• Objective
Tell how many lines in the data below include the word "cupidatat". The answer is the number only.
------------------------------
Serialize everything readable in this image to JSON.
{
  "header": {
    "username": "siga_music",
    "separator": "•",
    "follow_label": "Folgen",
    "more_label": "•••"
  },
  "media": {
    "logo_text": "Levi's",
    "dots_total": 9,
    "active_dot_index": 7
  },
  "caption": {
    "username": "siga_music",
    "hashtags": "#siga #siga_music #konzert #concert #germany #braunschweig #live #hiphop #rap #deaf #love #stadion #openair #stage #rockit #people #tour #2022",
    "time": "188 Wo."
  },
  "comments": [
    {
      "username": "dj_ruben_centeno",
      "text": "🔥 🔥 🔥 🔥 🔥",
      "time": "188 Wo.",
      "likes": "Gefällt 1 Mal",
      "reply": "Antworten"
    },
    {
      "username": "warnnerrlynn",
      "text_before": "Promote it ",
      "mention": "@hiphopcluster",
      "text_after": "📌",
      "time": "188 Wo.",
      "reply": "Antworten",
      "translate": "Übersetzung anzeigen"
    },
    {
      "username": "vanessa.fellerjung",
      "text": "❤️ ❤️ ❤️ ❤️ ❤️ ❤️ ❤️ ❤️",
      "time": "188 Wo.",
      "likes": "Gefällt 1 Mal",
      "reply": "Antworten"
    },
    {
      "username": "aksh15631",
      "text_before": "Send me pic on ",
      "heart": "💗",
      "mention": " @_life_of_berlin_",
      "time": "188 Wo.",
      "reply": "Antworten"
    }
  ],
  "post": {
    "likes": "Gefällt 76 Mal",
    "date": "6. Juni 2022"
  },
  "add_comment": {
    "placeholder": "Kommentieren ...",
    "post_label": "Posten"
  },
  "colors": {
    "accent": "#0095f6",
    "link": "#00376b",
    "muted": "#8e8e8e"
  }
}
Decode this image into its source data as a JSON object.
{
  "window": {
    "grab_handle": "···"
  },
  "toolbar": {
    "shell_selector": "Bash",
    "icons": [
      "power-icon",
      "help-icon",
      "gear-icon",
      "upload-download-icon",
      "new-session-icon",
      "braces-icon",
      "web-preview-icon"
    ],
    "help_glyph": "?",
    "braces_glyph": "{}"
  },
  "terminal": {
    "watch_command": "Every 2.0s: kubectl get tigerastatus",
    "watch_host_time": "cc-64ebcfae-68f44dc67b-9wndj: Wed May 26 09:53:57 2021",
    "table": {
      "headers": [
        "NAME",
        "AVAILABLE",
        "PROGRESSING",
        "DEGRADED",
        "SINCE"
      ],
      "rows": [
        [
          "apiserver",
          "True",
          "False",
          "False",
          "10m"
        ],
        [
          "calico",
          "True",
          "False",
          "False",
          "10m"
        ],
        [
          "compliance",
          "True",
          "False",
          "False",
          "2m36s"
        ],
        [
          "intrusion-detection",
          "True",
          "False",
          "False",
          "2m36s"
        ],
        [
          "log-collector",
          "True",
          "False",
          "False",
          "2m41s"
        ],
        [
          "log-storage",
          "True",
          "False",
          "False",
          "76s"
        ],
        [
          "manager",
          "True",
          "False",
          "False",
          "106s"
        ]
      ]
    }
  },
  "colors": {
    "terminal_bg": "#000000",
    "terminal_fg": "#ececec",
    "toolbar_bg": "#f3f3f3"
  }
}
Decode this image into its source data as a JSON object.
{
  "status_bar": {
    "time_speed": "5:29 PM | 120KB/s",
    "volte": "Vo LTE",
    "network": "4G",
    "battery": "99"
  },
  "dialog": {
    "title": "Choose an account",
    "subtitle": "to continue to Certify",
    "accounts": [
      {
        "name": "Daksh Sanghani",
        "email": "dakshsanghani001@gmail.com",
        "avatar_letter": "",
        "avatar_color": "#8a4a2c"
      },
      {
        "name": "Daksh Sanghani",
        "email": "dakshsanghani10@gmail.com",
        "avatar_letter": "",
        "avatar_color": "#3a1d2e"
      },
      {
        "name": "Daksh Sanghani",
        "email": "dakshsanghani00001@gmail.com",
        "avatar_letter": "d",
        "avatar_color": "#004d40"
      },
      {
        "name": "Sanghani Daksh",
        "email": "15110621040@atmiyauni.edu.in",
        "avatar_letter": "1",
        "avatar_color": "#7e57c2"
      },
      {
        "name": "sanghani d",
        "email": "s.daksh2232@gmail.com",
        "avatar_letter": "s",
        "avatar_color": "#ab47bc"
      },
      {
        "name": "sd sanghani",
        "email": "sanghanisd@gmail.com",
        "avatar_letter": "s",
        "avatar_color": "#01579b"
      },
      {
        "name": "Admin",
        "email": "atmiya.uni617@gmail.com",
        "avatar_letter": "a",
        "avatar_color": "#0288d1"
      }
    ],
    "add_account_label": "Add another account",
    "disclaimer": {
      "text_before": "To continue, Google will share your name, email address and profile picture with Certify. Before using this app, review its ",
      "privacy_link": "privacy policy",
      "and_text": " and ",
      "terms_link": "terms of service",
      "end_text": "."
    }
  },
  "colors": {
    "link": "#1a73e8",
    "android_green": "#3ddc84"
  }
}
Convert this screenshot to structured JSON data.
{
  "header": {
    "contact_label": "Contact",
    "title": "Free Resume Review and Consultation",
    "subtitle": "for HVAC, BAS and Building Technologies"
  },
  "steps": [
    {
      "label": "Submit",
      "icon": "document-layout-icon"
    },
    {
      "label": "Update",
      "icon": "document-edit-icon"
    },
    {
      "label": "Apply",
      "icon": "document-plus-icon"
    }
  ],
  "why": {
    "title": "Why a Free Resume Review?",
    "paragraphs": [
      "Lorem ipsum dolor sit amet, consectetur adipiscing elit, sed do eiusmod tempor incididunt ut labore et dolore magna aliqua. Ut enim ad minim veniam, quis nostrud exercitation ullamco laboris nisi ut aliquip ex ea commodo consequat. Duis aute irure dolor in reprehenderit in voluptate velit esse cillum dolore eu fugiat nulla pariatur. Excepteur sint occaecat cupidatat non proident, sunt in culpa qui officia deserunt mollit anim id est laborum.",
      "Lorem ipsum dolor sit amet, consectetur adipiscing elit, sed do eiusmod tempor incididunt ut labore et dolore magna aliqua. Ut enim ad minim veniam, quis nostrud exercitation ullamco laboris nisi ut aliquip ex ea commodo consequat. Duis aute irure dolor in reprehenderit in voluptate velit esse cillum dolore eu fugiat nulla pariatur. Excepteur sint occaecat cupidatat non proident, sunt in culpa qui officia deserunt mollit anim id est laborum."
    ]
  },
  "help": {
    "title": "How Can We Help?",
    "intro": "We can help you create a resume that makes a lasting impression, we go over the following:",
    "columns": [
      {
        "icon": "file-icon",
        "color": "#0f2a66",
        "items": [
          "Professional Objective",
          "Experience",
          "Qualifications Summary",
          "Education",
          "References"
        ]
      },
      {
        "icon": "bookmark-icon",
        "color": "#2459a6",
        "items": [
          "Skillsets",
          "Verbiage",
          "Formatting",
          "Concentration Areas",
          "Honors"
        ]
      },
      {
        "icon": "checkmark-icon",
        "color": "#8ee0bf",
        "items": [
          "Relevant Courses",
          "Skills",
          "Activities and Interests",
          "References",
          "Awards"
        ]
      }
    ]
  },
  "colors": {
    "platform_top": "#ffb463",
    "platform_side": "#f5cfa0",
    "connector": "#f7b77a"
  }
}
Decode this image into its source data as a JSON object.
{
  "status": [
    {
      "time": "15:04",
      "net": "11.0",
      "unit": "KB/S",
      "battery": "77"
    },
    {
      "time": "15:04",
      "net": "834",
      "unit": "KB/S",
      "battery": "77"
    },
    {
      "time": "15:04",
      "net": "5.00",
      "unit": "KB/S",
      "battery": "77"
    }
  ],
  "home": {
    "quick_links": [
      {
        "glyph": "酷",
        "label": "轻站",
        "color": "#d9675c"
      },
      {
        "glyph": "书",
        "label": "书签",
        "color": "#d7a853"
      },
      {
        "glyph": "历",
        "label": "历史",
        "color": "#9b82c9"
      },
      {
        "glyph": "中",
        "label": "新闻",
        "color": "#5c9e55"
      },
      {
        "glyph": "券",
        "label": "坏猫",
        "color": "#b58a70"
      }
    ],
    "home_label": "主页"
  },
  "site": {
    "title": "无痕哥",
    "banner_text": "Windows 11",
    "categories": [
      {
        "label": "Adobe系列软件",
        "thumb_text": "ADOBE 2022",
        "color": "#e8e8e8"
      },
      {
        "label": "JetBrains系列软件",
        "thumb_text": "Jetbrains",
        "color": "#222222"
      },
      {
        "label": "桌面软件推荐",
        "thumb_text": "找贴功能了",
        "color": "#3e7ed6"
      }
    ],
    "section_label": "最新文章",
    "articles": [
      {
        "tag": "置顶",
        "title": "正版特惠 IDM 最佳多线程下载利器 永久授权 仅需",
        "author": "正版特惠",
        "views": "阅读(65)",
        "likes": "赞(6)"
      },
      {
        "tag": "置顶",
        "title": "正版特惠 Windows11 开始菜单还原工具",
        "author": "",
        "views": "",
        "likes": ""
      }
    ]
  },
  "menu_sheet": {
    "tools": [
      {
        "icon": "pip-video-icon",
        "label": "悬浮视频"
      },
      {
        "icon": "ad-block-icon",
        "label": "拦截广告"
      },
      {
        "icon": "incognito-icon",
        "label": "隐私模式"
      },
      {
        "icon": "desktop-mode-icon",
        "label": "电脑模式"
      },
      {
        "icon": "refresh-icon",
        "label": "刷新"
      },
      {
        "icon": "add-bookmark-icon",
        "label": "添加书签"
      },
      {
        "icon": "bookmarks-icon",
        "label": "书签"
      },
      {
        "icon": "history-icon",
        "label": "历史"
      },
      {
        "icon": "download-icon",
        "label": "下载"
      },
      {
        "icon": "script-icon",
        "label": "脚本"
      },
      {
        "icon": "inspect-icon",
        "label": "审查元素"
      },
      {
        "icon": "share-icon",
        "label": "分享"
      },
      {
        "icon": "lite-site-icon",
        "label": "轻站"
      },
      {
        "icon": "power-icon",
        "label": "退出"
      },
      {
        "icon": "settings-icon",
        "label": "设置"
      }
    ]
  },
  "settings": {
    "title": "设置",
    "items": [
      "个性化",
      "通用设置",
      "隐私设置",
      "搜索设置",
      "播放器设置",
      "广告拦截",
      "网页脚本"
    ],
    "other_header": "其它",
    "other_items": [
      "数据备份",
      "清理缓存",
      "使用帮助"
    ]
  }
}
------------------------------
• Solution below
2